start RECORDS PROVIDED

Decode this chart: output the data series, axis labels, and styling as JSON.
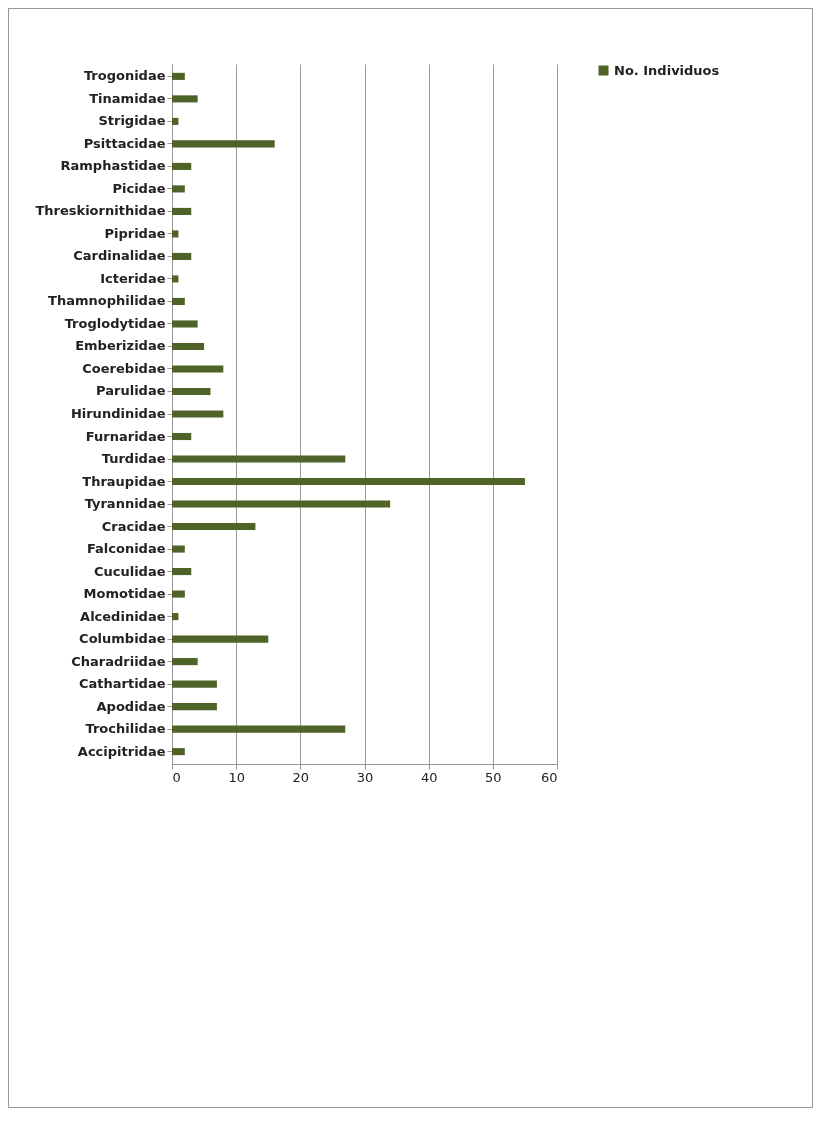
{
  "chart_data": {
    "type": "bar",
    "orientation": "horizontal",
    "categories": [
      "Trogonidae",
      "Tinamidae",
      "Strigidae",
      "Psittacidae",
      "Ramphastidae",
      "Picidae",
      "Threskiornithidae",
      "Pipridae",
      "Cardinalidae",
      "Icteridae",
      "Thamnophilidae",
      "Troglodytidae",
      "Emberizidae",
      "Coerebidae",
      "Parulidae",
      "Hirundinidae",
      "Furnaridae",
      "Turdidae",
      "Thraupidae",
      "Tyrannidae",
      "Cracidae",
      "Falconidae",
      "Cuculidae",
      "Momotidae",
      "Alcedinidae",
      "Columbidae",
      "Charadriidae",
      "Cathartidae",
      "Apodidae",
      "Trochilidae",
      "Accipitridae"
    ],
    "series": [
      {
        "name": "No. Individuos",
        "color": "#4f6228",
        "values": [
          2,
          4,
          1,
          16,
          3,
          2,
          3,
          1,
          3,
          1,
          2,
          4,
          5,
          8,
          6,
          8,
          3,
          27,
          55,
          34,
          13,
          2,
          3,
          2,
          1,
          15,
          4,
          7,
          7,
          27,
          2
        ]
      }
    ],
    "xlim": [
      0,
      60
    ],
    "xticks": [
      0,
      10,
      20,
      30,
      40,
      50,
      60
    ],
    "grid": "x",
    "legend": "right"
  }
}
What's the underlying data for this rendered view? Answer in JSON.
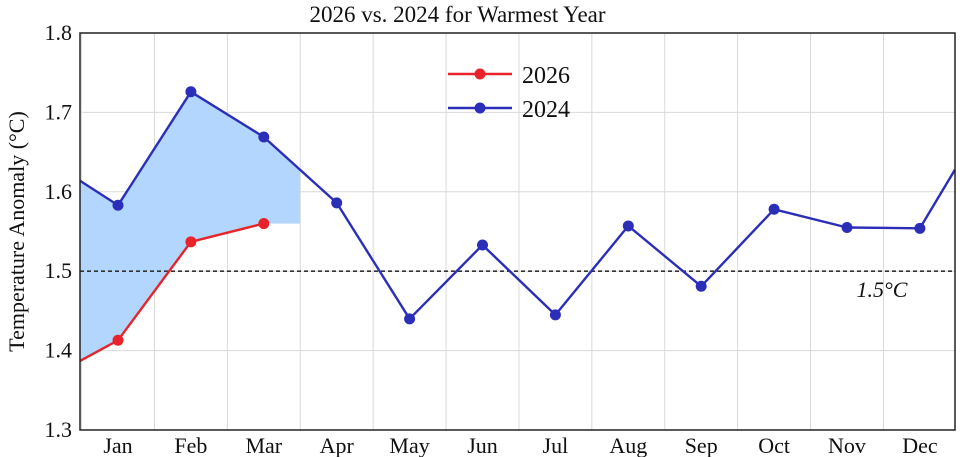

end RECORDS PROVIDED

Identify the lines above with the word "series". Copy them.

ANSWER TO THE EXERCISE |
Decode this chart: output the data series, axis labels, and styling as JSON.
    "series": [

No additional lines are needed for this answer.